» **DOCUMENT**:
The PowerEdge R750xa server is a perfect blend of technological prowess and innovation. This server is equipped with Intel Xeon Gold processors as well as with the latest NVIDIA GPUs. The PowerEdge R760xa server has been designed for the most demanding AI/ML/DL workloads as it is compatible with the latest NVIDIA TensorRT engine and CUDA version. With up to nine PCIe Gen4 slots and availability in a 1U or 2U configuration, the PowerEdge R750xa server is an excellent option for any demanding workload.

Figure 5: Front view of the Dell PowerEdge R750xa server

Figure 6: Rear view of the Dell PowerEdge R750xa server

For the following comparison, the Dell PowerEdge R750xa server is held constant but the GPU is updated from the NVIDIA A100 GPU to the NVIDIA H100 GPU. This comparison is useful if you are interested in keeping the server that you already have but are upgrading the GPU. As expected, the server with the NVIDIA H100 GPU shows significant performance improvements across all the workloads. Similar to the previous comparison, the high accuracy Natural Language Processing task on the NVIDIA H100 GPU shows promising performance improvements. In the high accuracy Server scenario for BERT, the NVIDIA H100 GPU showed a 156 percent improvement and in the Offline scenario a 174 percent improvement. On average, the PowerEdge R750xa server paired with the NVIDIA H100 GPU performed approximately 60 percent better than its GPU predecessor.

Figure 7: Percentage difference between the Dell PowerEdge R750xa H100 and Dell PowerEdge R750xa A100 for MLPerf Inference v3.1

The comparison shown in the following figure is an interesting comparison across two rounds of submissions. The hardware for the SUT is identical with the Dell PowerEdge R750xa server paired with the NVIDIA A100 GPU. The performance delta from this graph can be attributed to the changes in the software stack. For the vision tasks, RetinaNet and 3D-UNet, the NVIDIA H100 GPU showed a considerable improvement in performance. For the BERT Server scenario, the performance is approximately the same. However, for the BERT Offline scenario in both the default and high accuracy modes, there was a slight regression in performance. This result can be attributed to regressions in the BERT model.

Figure 8: Percentage difference between the Dell PowerEdge R750xa server with the NVIDIA A100 GPU v3.1 submission and the Dell PowerEdge R750xa server with the NVIDIA A100 GPU v3.0 submission

Conclusion

The MLPerf Inference submissions always elicit insightful comparisons. This blog highlighted these comparisons between the MLPerf Inference v3.1 and v3.0 rounds of submission:

A generation-to-generation comparison of the Dell PowerEdge R760xa server and the Dell PowerEdge R750xa server while keeping the GPU constant on average boasts an impressive 6.22 percent performance improvement.

» **LISTED RECORDS**:
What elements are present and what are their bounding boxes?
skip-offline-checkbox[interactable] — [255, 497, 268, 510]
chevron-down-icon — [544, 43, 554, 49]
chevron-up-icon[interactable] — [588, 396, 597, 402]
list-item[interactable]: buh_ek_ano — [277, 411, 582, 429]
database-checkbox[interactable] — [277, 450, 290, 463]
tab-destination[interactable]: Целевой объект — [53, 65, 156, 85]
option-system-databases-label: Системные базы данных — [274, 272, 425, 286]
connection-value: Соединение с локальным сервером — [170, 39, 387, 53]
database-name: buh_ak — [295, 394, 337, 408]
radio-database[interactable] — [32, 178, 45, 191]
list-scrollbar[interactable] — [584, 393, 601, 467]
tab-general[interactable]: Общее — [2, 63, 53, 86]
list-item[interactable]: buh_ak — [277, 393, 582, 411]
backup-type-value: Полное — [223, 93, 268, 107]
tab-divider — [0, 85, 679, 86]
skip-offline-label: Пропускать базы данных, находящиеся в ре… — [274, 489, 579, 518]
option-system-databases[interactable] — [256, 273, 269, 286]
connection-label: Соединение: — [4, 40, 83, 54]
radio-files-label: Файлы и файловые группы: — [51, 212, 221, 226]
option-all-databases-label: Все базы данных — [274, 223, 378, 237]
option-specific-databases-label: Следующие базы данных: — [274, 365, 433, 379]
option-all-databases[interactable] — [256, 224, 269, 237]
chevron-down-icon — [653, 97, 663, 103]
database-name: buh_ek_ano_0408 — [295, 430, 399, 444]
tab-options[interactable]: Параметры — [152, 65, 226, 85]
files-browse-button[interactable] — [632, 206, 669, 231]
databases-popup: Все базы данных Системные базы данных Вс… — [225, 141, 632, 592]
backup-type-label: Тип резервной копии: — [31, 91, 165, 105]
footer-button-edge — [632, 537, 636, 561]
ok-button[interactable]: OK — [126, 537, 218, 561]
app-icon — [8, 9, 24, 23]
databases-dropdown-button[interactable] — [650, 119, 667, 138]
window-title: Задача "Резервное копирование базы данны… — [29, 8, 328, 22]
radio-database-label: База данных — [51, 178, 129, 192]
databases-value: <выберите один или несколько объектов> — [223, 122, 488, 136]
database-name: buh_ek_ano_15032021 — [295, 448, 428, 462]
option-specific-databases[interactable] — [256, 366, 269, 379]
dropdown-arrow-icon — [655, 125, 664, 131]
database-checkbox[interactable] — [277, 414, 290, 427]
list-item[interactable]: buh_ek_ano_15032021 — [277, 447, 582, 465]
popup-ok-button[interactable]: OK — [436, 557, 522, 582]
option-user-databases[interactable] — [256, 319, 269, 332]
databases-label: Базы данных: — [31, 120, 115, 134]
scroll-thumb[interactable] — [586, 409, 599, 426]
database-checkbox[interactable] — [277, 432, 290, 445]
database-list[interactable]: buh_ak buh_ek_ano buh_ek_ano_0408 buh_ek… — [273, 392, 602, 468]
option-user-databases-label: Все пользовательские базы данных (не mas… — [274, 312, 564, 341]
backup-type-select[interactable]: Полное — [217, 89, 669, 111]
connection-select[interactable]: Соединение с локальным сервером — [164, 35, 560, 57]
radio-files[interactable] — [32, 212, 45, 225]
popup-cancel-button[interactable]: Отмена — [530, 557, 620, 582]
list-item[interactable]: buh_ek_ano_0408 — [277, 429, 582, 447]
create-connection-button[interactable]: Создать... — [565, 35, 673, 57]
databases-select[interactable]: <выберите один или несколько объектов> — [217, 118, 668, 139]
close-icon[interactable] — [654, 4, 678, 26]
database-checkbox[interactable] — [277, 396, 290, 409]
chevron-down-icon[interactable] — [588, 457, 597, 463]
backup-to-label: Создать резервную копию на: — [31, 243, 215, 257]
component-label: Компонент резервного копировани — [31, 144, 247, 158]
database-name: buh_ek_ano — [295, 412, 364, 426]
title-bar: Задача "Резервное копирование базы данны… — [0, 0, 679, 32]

» **EXERCISE 1**: Please switch "chevron-up-icon" to "arrow-up-icon" in the rows, starting at the first row and ending at the row that contains "connection-value: Соединение с", and give those rows again with everything else unchanged.
» **EXERCISE 2**: Continue the text on the Dell PowerEdge R750xa benchmark comparison from where it stops.

» **EXPECTED ANSWER 1**:
What elements are present and what are their bounding boxes?
skip-offline-checkbox[interactable] — [255, 497, 268, 510]
chevron-down-icon — [544, 43, 554, 49]
arrow-up-icon[interactable] — [588, 396, 597, 402]
list-item[interactable]: buh_ek_ano — [277, 411, 582, 429]
database-checkbox[interactable] — [277, 450, 290, 463]
tab-destination[interactable]: Целевой объект — [53, 65, 156, 85]
option-system-databases-label: Системные базы данных — [274, 272, 425, 286]
connection-value: Соединение с локальным сервером — [170, 39, 387, 53]

» **EXPECTED ANSWER 2**:
An upgrade of the server as well as the GPU from the Dell PowerEdge R750xa server paired with the NVIDIA A100 GPU to the Dell PowerEdge R760xa server paired with the NVIDIA H100 GPU shows a noteworthy boost in performance. You can expect about an average of 71 percent increase in performance across benchmarks by upgrading both the server and the GPU.
While maintaining the Dell PowerEdge R750xa server and upgrading the GPU from the NVIDIA A100 GPU to the NVIDIA H100 GPU, you can expect an approximate 60 percent increase in performance across benchmarks.
While maintaining the same SUT across rounds with the Dell PowerEdge R750xa server and the NVIDIA A100 GPU, you can expect on average an 11.36 percent increase in improvement for RetinaNet, 3D-UNet, and RNNT tasks, thanks to software improvements. However, there are minor regressions in performance in the BERT benchmark.

Across the first three comparisons, a pattern of improvement in the Natural Language Processing task was noticeable. With the advent of new Large Language Models, the Dell PowerEdge server is positioned well to handle Generative AI workloads. For the last comparison, we kept the Dell PowerEdge R750xa server and NVIDIA A100 GPU consistent but looked at the performance across different rounds of submission.

MLCommons™ results

Note: We ran the RetinaNet Offline results for the Dell PowerEdge R760xa and Dell PowerEdge R750xa servers with the NVIDIA H100 GPU again after the submission with a larger GPU batch size. These results significantly improved the performance and are a true representation of Dell servers as we saw a 78 percent and 114 percent increase in performance on the PowerEdge R760xa server and PowerEdge R750xa servers respectively. For the Dell PowerEdge R760xa server with four NVIDIA H100 GPUs, the RetinaNet Offline results improved from 2069.79 to 4550.67. The RetinaNet Offline results for the system ID 3.1-0063 and 3.1-0065 submissions are not official due to MLCommons rules because they were rerun after the submission and not officially submitted before the deadline.

MLPerf Inference v3.1 and v3.0 system IDs:

3.1-0058, 3.1-0061 Dell PowerEdge R750xa (4x A100-PCIe-80GB, TensorRT)
3.1-0062 Dell PowerEdge R750xa (4x H100-PCIe-80GB, TensorRT)
3.1-0064 Dell PowerEdge R760xa (4x H100-PCIe-80GB, TensorRT)
3.0-0008 Dell PowerEdge R750xa (4x A100-PCIe-80GB, TensorRT)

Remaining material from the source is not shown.